Records
--- BEGIN ---

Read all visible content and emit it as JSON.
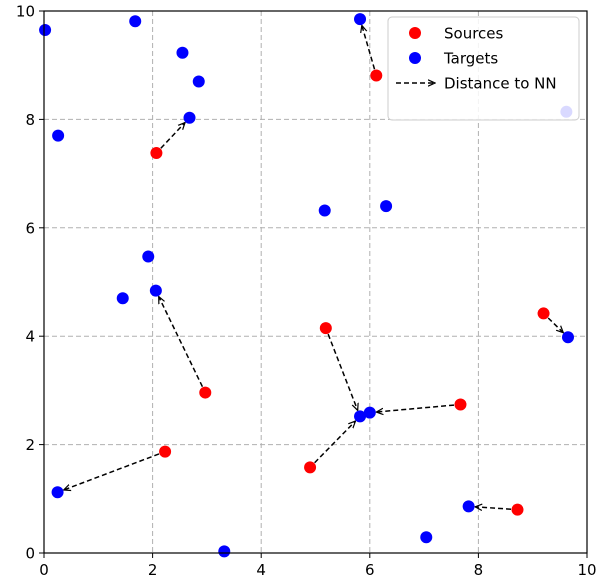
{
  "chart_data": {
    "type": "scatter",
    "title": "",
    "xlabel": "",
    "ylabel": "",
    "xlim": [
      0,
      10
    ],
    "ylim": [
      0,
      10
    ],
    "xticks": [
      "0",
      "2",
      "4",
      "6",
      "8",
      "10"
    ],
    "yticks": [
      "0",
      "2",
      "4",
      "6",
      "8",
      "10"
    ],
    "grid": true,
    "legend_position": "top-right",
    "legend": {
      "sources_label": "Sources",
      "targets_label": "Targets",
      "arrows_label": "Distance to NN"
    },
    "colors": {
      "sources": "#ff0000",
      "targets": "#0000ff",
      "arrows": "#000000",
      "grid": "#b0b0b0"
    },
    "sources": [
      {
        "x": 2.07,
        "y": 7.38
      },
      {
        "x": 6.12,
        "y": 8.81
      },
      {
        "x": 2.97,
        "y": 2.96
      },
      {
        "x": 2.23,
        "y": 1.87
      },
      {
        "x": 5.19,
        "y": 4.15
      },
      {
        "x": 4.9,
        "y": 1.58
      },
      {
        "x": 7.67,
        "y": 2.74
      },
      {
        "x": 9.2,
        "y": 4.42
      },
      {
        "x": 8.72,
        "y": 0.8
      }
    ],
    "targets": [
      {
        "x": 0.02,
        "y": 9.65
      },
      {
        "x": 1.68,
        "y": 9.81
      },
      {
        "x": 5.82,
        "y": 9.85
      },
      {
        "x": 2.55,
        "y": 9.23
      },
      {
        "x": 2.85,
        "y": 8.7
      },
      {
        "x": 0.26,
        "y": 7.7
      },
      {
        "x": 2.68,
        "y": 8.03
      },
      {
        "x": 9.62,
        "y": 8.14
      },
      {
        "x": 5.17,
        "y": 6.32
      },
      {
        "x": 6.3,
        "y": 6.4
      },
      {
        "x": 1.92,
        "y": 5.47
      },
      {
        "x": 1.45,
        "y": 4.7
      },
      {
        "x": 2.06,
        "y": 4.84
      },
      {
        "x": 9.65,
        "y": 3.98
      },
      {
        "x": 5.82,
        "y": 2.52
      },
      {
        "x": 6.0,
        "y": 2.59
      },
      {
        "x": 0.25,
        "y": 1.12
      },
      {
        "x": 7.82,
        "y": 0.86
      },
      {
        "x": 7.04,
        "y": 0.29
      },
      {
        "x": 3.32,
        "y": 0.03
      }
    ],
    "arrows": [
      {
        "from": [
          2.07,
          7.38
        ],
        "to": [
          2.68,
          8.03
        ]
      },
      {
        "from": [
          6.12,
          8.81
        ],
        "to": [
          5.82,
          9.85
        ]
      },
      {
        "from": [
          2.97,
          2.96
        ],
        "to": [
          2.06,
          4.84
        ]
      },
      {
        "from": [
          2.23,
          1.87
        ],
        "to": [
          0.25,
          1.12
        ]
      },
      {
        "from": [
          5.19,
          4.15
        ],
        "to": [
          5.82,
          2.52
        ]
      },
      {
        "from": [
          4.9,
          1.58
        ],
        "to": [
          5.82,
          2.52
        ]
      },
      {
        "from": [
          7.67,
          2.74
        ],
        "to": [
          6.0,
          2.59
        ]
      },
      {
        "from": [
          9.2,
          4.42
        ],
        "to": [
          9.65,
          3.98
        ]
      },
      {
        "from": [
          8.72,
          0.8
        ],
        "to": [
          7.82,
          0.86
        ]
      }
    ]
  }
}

--- END ---

Given task: Keep the pictures out of the copy and return the rest of the data above exactly.

Correct result:
Read all visible content and emit it as JSON.
{
  "chart_data": {
    "type": "scatter",
    "title": "",
    "xlabel": "",
    "ylabel": "",
    "xlim": [
      0,
      10
    ],
    "ylim": [
      0,
      10
    ],
    "xticks": [
      "0",
      "2",
      "4",
      "6",
      "8",
      "10"
    ],
    "yticks": [
      "0",
      "2",
      "4",
      "6",
      "8",
      "10"
    ],
    "grid": true,
    "legend_position": "top-right",
    "legend": {
      "sources_label": "Sources",
      "targets_label": "Targets",
      "arrows_label": "Distance to NN"
    },
    "colors": {
      "sources": "#ff0000",
      "targets": "#0000ff",
      "arrows": "#000000",
      "grid": "#b0b0b0"
    },
    "sources": [
      {
        "x": 2.07,
        "y": 7.38
      },
      {
        "x": 6.12,
        "y": 8.81
      },
      {
        "x": 2.97,
        "y": 2.96
      },
      {
        "x": 2.23,
        "y": 1.87
      },
      {
        "x": 5.19,
        "y": 4.15
      },
      {
        "x": 4.9,
        "y": 1.58
      },
      {
        "x": 7.67,
        "y": 2.74
      },
      {
        "x": 9.2,
        "y": 4.42
      },
      {
        "x": 8.72,
        "y": 0.8
      }
    ],
    "targets": [
      {
        "x": 0.02,
        "y": 9.65
      },
      {
        "x": 1.68,
        "y": 9.81
      },
      {
        "x": 5.82,
        "y": 9.85
      },
      {
        "x": 2.55,
        "y": 9.23
      },
      {
        "x": 2.85,
        "y": 8.7
      },
      {
        "x": 0.26,
        "y": 7.7
      },
      {
        "x": 2.68,
        "y": 8.03
      },
      {
        "x": 9.62,
        "y": 8.14
      },
      {
        "x": 5.17,
        "y": 6.32
      },
      {
        "x": 6.3,
        "y": 6.4
      },
      {
        "x": 1.92,
        "y": 5.47
      },
      {
        "x": 1.45,
        "y": 4.7
      },
      {
        "x": 2.06,
        "y": 4.84
      },
      {
        "x": 9.65,
        "y": 3.98
      },
      {
        "x": 5.82,
        "y": 2.52
      },
      {
        "x": 6.0,
        "y": 2.59
      },
      {
        "x": 0.25,
        "y": 1.12
      },
      {
        "x": 7.82,
        "y": 0.86
      },
      {
        "x": 7.04,
        "y": 0.29
      },
      {
        "x": 3.32,
        "y": 0.03
      }
    ],
    "arrows": [
      {
        "from": [
          2.07,
          7.38
        ],
        "to": [
          2.68,
          8.03
        ]
      },
      {
        "from": [
          6.12,
          8.81
        ],
        "to": [
          5.82,
          9.85
        ]
      },
      {
        "from": [
          2.97,
          2.96
        ],
        "to": [
          2.06,
          4.84
        ]
      },
      {
        "from": [
          2.23,
          1.87
        ],
        "to": [
          0.25,
          1.12
        ]
      },
      {
        "from": [
          5.19,
          4.15
        ],
        "to": [
          5.82,
          2.52
        ]
      },
      {
        "from": [
          4.9,
          1.58
        ],
        "to": [
          5.82,
          2.52
        ]
      },
      {
        "from": [
          7.67,
          2.74
        ],
        "to": [
          6.0,
          2.59
        ]
      },
      {
        "from": [
          9.2,
          4.42
        ],
        "to": [
          9.65,
          3.98
        ]
      },
      {
        "from": [
          8.72,
          0.8
        ],
        "to": [
          7.82,
          0.86
        ]
      }
    ]
  }
}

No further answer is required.